┏━━
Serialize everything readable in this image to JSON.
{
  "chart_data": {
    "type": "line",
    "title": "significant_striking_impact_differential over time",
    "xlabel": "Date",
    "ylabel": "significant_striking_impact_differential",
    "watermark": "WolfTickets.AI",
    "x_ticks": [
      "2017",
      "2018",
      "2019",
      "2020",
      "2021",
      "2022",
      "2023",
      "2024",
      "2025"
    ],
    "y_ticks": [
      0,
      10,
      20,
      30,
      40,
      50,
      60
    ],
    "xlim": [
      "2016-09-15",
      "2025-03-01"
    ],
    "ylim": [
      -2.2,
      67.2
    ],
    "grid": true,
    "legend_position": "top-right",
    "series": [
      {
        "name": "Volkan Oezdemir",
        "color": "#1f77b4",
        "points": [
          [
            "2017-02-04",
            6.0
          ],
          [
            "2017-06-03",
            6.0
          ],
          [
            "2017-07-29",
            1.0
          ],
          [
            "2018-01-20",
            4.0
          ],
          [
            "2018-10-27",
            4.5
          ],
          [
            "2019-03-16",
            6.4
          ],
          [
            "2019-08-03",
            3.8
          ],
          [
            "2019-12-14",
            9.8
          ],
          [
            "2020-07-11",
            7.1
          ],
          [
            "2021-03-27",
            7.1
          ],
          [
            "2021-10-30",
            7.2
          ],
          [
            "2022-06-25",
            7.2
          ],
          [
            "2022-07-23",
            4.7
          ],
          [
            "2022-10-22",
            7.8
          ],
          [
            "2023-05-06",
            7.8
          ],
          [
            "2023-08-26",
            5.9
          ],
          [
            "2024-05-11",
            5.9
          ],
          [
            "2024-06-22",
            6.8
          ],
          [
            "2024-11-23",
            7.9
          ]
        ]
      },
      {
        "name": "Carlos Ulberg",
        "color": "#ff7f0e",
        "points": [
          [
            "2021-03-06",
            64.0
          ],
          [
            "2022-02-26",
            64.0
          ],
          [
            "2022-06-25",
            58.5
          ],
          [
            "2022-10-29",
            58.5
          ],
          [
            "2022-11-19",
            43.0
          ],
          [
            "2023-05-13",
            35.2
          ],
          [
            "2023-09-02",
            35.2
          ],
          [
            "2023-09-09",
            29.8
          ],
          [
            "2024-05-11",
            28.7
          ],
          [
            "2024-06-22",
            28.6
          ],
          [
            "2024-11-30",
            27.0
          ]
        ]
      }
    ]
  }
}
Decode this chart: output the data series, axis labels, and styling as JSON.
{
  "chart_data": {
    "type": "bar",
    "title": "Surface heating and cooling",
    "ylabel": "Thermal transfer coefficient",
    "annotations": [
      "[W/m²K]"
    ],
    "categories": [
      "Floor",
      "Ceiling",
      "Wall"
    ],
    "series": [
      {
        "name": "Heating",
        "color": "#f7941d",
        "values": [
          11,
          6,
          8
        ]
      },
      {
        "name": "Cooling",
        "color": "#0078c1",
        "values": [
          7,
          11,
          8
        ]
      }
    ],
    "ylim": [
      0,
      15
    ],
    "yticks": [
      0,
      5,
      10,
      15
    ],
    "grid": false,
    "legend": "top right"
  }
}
┗━━
Objective: Transcribe the material above in its entirety. Match it exactly.

Response for this exercise:
Serialize everything readable in this image to JSON.
{
  "chart_data": {
    "type": "line",
    "title": "significant_striking_impact_differential over time",
    "xlabel": "Date",
    "ylabel": "significant_striking_impact_differential",
    "watermark": "WolfTickets.AI",
    "x_ticks": [
      "2017",
      "2018",
      "2019",
      "2020",
      "2021",
      "2022",
      "2023",
      "2024",
      "2025"
    ],
    "y_ticks": [
      0,
      10,
      20,
      30,
      40,
      50,
      60
    ],
    "xlim": [
      "2016-09-15",
      "2025-03-01"
    ],
    "ylim": [
      -2.2,
      67.2
    ],
    "grid": true,
    "legend_position": "top-right",
    "series": [
      {
        "name": "Volkan Oezdemir",
        "color": "#1f77b4",
        "points": [
          [
            "2017-02-04",
            6.0
          ],
          [
            "2017-06-03",
            6.0
          ],
          [
            "2017-07-29",
            1.0
          ],
          [
            "2018-01-20",
            4.0
          ],
          [
            "2018-10-27",
            4.5
          ],
          [
            "2019-03-16",
            6.4
          ],
          [
            "2019-08-03",
            3.8
          ],
          [
            "2019-12-14",
            9.8
          ],
          [
            "2020-07-11",
            7.1
          ],
          [
            "2021-03-27",
            7.1
          ],
          [
            "2021-10-30",
            7.2
          ],
          [
            "2022-06-25",
            7.2
          ],
          [
            "2022-07-23",
            4.7
          ],
          [
            "2022-10-22",
            7.8
          ],
          [
            "2023-05-06",
            7.8
          ],
          [
            "2023-08-26",
            5.9
          ],
          [
            "2024-05-11",
            5.9
          ],
          [
            "2024-06-22",
            6.8
          ],
          [
            "2024-11-23",
            7.9
          ]
        ]
      },
      {
        "name": "Carlos Ulberg",
        "color": "#ff7f0e",
        "points": [
          [
            "2021-03-06",
            64.0
          ],
          [
            "2022-02-26",
            64.0
          ],
          [
            "2022-06-25",
            58.5
          ],
          [
            "2022-10-29",
            58.5
          ],
          [
            "2022-11-19",
            43.0
          ],
          [
            "2023-05-13",
            35.2
          ],
          [
            "2023-09-02",
            35.2
          ],
          [
            "2023-09-09",
            29.8
          ],
          [
            "2024-05-11",
            28.7
          ],
          [
            "2024-06-22",
            28.6
          ],
          [
            "2024-11-30",
            27.0
          ]
        ]
      }
    ]
  }
}
Decode this chart: output the data series, axis labels, and styling as JSON.
{
  "chart_data": {
    "type": "bar",
    "title": "Surface heating and cooling",
    "ylabel": "Thermal transfer coefficient",
    "annotations": [
      "[W/m²K]"
    ],
    "categories": [
      "Floor",
      "Ceiling",
      "Wall"
    ],
    "series": [
      {
        "name": "Heating",
        "color": "#f7941d",
        "values": [
          11,
          6,
          8
        ]
      },
      {
        "name": "Cooling",
        "color": "#0078c1",
        "values": [
          7,
          11,
          8
        ]
      }
    ],
    "ylim": [
      0,
      15
    ],
    "yticks": [
      0,
      5,
      10,
      15
    ],
    "grid": false,
    "legend": "top right"
  }
}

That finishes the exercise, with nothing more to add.